§ What you should do
Rewrite the biography below from "Rod completed his" up to and including "1996 until now.", swapping "faculty" for "department".

Rod completed his Ph.D. at Stanford in 1981, and joined our faculty in 1984. He became a Full Professor in 1993, and held the Fujitsu Chair from 1996 until now.
Rod is an international leader in the field of robotics, and has dramatically reshaped the field, both technically and commercially. His research is concerned with both the engineering of intelligent robots to operate in unstructured environments, and with understanding human intelligence through building humanoid robots. He has published on model-based computer vision, path planning, uncertainty analysis, robot assembly, active vision, autonomous robots, micro-robots, micro-actuators, planetary exploration, representation, artificial life, humanoid robots, and compiler design. His books have been translated into Arabic, Dutch, German, Italian, Korean, Spanish and Japanese. Rod is a Founding Fellow of the American Association for Artificial Intelligence (AAAI) and a Fellow of the American Association for the Advancement of Science (AAAS). He was elected to the National Academy of Engineering in 2004.

§ Items

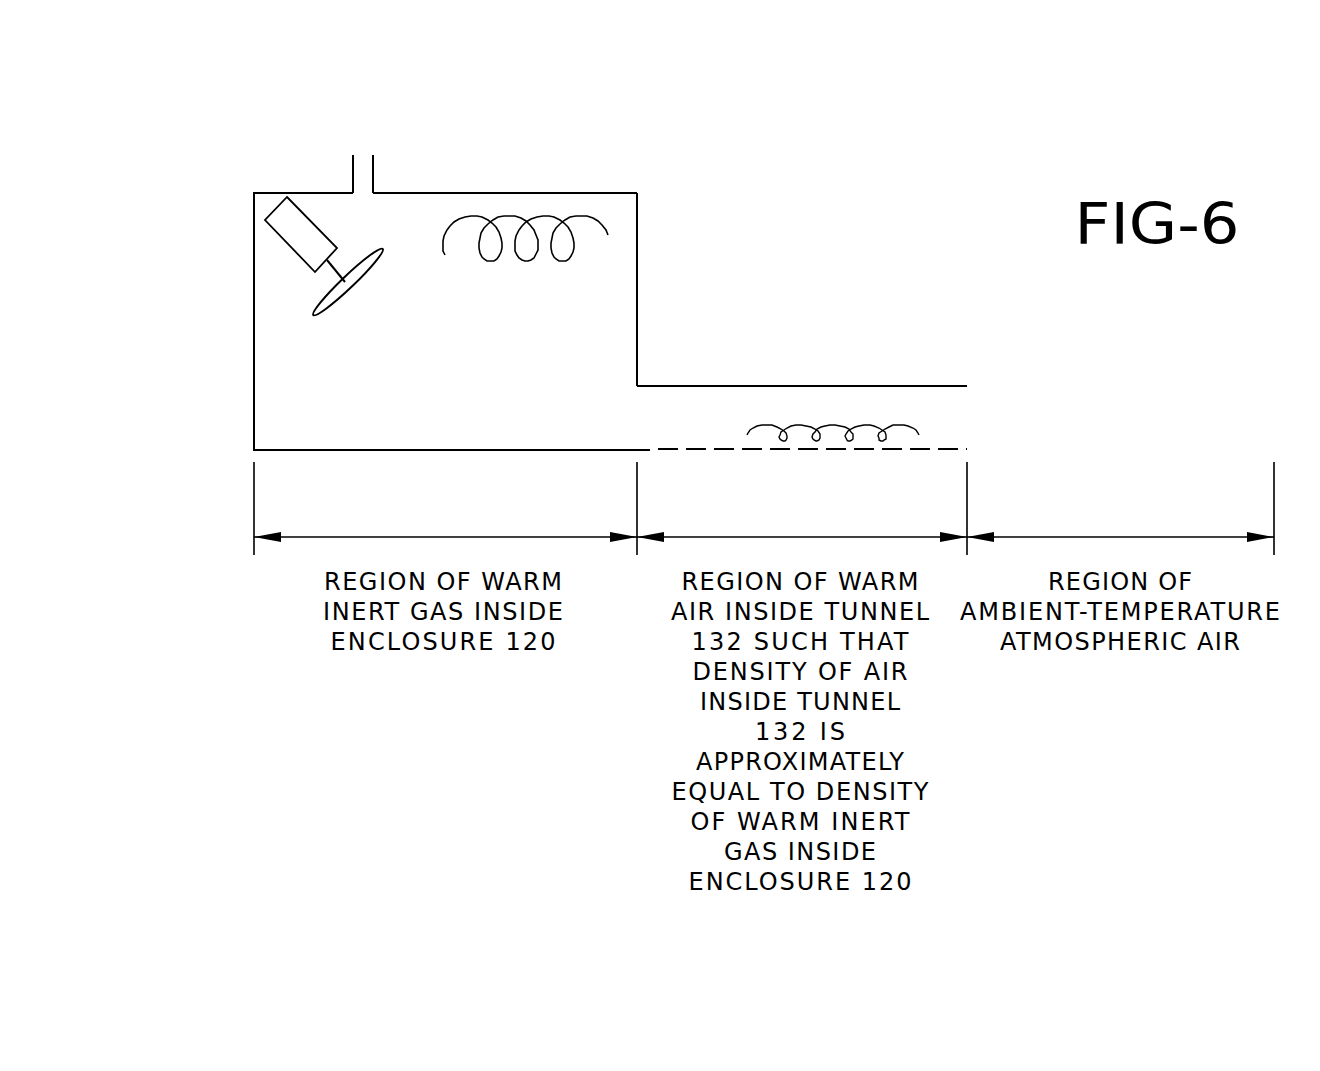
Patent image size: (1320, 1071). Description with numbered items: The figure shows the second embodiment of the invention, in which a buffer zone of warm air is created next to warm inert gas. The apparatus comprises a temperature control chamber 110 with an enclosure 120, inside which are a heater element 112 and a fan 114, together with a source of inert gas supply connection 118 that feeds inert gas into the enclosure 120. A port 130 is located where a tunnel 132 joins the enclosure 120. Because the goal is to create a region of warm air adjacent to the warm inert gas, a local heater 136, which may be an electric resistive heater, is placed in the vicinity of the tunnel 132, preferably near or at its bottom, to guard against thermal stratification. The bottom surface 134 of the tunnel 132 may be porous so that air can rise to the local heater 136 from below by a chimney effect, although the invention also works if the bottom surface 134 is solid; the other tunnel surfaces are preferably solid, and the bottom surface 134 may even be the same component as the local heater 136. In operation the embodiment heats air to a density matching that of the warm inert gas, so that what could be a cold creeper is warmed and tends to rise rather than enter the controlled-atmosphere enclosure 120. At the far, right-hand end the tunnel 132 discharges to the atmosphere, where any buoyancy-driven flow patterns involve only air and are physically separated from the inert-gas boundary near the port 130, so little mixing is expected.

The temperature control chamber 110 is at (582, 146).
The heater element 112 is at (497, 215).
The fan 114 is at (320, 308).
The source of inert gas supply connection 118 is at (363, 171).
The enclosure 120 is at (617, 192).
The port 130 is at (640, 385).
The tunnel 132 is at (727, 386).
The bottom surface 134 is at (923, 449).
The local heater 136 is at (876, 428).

...

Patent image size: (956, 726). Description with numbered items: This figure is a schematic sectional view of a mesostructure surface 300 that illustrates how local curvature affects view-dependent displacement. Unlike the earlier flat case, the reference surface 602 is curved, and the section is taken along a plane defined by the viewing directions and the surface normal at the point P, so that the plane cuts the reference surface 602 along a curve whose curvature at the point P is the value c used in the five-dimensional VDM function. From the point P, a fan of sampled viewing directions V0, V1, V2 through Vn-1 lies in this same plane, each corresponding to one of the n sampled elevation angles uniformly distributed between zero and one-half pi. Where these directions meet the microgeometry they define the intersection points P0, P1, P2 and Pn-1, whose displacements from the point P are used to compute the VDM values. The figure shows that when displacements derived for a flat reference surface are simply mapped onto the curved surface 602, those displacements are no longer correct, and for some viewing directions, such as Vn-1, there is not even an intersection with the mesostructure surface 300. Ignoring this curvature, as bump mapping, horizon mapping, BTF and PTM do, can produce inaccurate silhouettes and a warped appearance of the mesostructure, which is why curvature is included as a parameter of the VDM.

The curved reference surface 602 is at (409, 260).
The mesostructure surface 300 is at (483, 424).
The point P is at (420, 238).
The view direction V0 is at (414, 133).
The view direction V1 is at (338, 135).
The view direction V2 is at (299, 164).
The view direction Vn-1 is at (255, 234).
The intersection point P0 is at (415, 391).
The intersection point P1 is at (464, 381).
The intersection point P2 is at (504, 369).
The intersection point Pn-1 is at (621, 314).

§ Exercise solution
Rod completed his Ph.D. at Stanford in 1981, and joined our department in 1984. He became a Full Professor in 1993, and held the Fujitsu Chair from 1996 until now.